━━ EXCERPTED DATA
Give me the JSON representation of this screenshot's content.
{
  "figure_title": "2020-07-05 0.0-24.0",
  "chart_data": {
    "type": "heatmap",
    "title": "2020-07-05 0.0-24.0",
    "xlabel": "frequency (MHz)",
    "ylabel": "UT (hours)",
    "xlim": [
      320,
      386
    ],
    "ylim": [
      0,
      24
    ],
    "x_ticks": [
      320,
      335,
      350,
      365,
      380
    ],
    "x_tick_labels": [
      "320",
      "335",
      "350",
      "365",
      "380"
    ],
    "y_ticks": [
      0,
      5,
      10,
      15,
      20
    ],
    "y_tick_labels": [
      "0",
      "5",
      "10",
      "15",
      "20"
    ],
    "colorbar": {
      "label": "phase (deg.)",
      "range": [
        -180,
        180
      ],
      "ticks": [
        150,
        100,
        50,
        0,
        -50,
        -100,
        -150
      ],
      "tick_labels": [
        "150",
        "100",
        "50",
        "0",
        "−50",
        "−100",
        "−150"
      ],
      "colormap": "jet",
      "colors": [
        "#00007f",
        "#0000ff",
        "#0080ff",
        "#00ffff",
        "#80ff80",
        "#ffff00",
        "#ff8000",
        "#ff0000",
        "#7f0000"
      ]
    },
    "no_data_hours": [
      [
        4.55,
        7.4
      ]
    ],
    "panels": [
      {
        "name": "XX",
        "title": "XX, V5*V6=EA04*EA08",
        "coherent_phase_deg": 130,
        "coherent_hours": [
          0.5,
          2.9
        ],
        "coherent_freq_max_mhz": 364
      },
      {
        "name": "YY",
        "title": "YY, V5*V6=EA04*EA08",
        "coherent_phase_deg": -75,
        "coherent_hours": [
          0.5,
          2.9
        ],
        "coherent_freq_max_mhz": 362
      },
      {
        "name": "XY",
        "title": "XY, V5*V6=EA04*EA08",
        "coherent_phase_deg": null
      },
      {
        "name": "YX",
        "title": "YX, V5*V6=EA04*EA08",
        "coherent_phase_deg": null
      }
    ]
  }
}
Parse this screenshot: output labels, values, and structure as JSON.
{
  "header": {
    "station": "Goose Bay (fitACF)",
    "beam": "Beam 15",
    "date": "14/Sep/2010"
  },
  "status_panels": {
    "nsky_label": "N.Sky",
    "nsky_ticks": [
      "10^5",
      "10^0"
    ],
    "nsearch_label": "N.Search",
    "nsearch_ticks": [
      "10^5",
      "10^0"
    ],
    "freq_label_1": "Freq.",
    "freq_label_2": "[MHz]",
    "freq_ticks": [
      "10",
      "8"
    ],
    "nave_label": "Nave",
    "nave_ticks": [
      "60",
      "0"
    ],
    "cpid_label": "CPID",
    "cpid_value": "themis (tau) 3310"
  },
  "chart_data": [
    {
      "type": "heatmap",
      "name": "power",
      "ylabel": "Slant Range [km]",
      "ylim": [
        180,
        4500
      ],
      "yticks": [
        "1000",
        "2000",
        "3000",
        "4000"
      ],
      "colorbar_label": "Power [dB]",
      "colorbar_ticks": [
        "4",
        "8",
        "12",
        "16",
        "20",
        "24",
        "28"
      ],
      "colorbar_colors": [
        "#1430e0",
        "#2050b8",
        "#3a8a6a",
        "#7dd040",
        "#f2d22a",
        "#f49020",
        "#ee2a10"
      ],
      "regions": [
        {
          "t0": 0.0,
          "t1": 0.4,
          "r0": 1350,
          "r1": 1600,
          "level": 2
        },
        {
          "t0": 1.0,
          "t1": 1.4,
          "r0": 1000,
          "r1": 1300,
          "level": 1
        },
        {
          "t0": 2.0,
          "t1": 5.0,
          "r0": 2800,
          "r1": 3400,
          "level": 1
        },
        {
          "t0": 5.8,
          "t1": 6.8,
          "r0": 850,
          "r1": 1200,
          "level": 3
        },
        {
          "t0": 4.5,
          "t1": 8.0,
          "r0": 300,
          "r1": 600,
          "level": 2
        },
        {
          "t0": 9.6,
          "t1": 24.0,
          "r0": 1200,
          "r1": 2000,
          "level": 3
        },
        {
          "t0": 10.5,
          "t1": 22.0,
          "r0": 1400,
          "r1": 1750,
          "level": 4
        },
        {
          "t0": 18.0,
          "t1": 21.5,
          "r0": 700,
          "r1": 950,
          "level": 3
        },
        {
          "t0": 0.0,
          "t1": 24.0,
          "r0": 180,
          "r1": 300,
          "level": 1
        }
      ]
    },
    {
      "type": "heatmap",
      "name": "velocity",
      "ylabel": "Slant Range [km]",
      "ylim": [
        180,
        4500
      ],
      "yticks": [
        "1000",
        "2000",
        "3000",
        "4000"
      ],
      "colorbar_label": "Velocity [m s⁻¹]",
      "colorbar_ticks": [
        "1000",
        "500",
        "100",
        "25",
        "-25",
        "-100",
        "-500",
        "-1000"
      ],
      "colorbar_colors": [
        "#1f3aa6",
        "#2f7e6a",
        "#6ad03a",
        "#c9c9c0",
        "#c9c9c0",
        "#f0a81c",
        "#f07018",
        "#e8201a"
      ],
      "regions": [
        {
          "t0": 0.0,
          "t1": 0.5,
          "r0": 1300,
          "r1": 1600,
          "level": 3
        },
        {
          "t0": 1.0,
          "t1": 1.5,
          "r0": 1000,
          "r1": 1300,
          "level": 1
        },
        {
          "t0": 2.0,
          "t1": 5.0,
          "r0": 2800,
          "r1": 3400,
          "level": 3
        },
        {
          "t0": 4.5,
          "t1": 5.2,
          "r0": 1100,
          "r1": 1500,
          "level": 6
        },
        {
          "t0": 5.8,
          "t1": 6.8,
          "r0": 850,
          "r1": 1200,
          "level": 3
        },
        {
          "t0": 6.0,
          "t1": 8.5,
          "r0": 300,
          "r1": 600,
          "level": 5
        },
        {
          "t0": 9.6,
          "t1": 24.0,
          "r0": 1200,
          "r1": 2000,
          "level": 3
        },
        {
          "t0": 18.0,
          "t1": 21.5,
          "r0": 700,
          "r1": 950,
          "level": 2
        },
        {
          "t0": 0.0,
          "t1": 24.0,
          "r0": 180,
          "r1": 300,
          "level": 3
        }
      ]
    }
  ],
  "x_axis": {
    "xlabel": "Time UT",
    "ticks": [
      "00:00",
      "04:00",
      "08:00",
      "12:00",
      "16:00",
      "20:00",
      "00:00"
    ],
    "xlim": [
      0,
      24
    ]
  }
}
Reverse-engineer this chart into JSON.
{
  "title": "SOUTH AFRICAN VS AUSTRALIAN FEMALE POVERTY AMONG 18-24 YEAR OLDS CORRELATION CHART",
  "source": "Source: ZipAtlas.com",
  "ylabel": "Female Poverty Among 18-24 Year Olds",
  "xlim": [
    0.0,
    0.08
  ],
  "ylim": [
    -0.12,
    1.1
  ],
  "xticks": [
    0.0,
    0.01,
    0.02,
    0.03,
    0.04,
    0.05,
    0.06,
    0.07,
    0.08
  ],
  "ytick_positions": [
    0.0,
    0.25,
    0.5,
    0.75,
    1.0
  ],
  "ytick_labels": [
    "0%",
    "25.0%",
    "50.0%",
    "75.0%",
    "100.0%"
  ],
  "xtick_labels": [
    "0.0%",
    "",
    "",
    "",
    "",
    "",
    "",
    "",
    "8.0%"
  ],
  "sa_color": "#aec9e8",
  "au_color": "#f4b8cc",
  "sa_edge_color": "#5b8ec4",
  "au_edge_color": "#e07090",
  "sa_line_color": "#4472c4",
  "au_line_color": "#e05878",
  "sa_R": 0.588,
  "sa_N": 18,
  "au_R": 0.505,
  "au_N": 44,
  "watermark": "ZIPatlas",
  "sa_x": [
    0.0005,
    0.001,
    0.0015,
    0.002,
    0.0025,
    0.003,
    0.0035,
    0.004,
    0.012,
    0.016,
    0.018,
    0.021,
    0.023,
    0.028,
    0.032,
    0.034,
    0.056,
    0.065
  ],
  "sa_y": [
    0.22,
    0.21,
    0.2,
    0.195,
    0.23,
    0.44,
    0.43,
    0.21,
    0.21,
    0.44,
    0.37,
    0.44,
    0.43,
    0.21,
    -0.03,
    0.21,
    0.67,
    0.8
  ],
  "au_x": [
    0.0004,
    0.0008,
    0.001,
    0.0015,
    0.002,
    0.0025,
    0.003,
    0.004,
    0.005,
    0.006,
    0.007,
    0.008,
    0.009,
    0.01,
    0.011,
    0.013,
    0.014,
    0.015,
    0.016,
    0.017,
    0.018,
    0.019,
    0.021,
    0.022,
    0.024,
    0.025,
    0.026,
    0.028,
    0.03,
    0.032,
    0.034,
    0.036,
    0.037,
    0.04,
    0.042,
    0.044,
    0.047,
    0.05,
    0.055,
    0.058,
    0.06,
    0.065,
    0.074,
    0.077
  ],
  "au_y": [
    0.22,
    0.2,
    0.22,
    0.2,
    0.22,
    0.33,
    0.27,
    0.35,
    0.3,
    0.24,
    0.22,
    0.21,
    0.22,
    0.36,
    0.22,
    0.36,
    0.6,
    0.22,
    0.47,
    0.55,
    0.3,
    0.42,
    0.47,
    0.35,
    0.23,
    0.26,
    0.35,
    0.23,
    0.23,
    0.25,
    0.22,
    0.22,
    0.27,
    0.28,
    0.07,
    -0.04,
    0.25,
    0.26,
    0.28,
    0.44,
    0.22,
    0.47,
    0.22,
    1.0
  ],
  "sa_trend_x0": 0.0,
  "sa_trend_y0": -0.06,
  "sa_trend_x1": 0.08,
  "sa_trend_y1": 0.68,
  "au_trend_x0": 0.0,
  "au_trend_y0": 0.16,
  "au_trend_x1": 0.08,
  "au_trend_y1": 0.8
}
━━━━
WHAT IS NEEDED - Pull out all lines containing the word "ylabel" from the entries above.

IN RESPONSE -
    "ylabel": "UT (hours)",
      "ylabel": "Slant Range [km]",
      "ylabel": "Slant Range [km]",
  "ylabel": "Female Poverty Among 18-24 Year Olds",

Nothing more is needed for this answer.